Exercise objective: Pick out each line of the records in which the word "Output" appears.

(Figure dataset records)
* BEGIN *
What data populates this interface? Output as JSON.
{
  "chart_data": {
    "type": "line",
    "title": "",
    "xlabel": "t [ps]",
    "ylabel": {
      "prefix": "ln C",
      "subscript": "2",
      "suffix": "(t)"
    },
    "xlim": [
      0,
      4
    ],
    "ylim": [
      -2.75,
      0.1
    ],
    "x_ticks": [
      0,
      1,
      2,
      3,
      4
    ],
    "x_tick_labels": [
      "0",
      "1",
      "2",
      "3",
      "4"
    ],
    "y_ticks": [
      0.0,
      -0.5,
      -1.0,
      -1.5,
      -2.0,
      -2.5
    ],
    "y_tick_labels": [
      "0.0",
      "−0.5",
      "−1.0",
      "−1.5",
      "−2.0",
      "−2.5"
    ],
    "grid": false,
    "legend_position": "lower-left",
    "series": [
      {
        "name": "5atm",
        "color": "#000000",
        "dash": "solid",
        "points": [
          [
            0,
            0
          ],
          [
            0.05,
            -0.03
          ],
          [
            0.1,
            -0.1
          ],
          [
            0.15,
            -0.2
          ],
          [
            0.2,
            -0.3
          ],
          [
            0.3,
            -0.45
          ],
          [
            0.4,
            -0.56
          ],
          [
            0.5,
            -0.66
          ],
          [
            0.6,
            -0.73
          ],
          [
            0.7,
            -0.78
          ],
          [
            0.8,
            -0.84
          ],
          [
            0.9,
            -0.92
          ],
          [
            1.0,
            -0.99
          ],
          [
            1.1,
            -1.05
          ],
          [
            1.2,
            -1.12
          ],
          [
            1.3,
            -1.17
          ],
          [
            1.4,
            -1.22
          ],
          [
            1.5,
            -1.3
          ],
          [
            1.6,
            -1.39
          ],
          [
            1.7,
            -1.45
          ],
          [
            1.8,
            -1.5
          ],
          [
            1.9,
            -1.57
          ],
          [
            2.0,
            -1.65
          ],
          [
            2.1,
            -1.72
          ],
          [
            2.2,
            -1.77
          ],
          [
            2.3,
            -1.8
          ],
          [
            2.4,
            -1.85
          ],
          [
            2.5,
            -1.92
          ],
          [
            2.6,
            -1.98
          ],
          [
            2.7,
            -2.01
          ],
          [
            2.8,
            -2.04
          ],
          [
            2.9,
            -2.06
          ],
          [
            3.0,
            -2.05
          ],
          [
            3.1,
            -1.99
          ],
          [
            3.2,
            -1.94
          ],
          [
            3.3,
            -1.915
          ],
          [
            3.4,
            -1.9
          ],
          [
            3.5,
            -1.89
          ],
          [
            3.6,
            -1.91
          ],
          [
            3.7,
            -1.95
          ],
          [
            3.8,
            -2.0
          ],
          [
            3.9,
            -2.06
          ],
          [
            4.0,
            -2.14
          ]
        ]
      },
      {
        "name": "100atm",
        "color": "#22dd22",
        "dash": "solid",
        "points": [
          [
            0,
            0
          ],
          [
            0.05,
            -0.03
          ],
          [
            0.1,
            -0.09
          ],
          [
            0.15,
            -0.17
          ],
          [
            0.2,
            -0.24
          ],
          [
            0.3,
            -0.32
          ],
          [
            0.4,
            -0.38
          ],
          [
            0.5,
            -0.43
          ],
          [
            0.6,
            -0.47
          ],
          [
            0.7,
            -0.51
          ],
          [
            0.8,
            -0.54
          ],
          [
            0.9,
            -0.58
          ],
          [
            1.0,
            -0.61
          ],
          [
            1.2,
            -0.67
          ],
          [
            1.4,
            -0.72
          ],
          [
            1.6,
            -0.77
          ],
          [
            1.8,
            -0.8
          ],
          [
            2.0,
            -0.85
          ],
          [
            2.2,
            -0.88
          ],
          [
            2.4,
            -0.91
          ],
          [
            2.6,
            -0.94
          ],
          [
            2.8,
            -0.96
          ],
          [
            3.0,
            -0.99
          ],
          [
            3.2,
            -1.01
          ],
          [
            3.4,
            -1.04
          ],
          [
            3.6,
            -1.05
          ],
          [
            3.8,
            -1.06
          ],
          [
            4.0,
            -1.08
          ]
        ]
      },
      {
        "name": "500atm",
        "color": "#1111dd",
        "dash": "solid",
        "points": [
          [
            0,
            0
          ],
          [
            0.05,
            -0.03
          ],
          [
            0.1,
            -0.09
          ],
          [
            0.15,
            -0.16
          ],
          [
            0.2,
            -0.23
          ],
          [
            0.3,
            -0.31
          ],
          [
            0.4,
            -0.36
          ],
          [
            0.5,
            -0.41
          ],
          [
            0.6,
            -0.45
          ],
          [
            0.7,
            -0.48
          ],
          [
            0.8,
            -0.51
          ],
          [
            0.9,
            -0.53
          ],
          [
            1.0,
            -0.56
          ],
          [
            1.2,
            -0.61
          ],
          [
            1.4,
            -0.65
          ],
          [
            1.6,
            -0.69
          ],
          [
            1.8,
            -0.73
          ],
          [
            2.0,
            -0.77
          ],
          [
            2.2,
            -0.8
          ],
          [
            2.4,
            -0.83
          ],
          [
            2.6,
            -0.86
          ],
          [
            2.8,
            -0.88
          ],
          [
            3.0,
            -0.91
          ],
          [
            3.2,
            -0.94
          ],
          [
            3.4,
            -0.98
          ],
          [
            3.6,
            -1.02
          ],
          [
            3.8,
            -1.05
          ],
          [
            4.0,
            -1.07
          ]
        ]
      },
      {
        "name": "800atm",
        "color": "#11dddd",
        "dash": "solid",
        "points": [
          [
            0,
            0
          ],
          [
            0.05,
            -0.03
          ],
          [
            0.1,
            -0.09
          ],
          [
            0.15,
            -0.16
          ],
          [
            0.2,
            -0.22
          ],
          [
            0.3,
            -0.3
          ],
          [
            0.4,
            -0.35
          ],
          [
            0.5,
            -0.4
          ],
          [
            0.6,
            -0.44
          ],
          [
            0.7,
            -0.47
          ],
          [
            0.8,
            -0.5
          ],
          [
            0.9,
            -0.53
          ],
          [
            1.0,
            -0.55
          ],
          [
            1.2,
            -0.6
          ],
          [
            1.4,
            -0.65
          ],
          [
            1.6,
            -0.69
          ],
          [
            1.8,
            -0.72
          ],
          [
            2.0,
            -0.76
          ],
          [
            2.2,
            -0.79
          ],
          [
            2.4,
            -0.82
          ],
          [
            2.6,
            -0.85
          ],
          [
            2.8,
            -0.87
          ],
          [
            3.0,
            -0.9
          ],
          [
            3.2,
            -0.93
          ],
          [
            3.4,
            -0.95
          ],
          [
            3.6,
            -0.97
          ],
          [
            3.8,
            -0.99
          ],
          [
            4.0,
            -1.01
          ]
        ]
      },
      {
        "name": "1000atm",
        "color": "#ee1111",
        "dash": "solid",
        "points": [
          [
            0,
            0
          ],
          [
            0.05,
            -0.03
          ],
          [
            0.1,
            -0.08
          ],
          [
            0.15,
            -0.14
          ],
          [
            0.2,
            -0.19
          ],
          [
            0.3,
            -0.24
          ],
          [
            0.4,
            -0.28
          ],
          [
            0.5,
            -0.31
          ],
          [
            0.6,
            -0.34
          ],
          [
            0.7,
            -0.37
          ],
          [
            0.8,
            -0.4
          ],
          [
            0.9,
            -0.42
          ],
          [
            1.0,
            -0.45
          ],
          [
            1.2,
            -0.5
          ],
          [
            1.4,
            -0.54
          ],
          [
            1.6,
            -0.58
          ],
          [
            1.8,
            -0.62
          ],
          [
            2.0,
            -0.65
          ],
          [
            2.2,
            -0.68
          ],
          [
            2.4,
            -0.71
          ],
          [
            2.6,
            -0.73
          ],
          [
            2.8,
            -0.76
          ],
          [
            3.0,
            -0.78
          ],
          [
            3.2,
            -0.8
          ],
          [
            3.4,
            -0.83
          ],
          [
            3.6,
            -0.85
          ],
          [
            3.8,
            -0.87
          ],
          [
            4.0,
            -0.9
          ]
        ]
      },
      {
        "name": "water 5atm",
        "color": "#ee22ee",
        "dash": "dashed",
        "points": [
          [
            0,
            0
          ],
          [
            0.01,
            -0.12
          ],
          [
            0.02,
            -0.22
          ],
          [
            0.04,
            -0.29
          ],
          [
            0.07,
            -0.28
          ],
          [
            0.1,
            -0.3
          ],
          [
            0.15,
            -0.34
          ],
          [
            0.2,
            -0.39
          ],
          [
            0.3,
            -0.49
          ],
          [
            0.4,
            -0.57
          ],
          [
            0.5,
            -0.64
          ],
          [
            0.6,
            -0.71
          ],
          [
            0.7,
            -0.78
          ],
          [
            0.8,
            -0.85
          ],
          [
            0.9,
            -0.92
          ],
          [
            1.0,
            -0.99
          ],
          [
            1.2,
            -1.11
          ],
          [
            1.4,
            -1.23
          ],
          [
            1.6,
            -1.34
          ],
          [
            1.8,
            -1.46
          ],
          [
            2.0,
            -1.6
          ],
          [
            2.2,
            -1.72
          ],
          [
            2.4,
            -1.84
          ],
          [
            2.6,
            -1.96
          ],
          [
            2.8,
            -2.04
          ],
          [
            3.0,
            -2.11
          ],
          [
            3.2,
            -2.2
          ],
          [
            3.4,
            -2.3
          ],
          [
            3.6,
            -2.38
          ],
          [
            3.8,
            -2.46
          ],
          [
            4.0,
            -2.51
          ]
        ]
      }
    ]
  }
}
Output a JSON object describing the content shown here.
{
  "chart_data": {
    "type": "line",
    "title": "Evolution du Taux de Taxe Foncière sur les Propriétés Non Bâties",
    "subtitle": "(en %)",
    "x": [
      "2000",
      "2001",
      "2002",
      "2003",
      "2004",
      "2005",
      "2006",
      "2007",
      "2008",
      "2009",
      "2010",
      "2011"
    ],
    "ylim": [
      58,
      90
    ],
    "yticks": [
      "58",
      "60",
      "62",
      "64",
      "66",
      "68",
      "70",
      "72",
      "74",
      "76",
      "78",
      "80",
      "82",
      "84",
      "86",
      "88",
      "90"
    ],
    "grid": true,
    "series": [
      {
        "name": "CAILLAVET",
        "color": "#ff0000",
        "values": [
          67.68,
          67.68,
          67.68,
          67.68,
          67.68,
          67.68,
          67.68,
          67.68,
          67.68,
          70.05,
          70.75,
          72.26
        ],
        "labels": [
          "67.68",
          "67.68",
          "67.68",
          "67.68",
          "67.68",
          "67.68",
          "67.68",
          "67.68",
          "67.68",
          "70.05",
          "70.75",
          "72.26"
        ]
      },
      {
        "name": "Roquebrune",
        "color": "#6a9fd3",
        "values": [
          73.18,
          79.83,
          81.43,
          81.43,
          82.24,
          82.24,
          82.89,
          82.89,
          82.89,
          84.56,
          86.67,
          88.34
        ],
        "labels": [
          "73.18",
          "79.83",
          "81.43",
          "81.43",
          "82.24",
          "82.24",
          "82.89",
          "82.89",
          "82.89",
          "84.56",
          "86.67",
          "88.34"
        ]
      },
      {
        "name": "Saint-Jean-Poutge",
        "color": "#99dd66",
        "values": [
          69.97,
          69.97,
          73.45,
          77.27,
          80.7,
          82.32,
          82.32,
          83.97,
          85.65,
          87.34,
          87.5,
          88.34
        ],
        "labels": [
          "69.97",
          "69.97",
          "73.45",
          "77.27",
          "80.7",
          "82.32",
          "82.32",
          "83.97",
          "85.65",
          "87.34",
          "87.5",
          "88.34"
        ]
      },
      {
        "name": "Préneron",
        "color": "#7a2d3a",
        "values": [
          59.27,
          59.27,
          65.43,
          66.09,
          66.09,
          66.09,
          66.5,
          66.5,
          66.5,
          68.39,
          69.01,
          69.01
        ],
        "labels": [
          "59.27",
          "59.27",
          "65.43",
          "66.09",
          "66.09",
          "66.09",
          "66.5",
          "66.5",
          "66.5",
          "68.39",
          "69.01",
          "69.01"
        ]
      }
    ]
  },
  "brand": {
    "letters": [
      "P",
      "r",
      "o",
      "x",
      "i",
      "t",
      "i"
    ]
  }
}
* END *
The answer:
What data populates this interface? Output as JSON.
Output a JSON object describing the content shown here.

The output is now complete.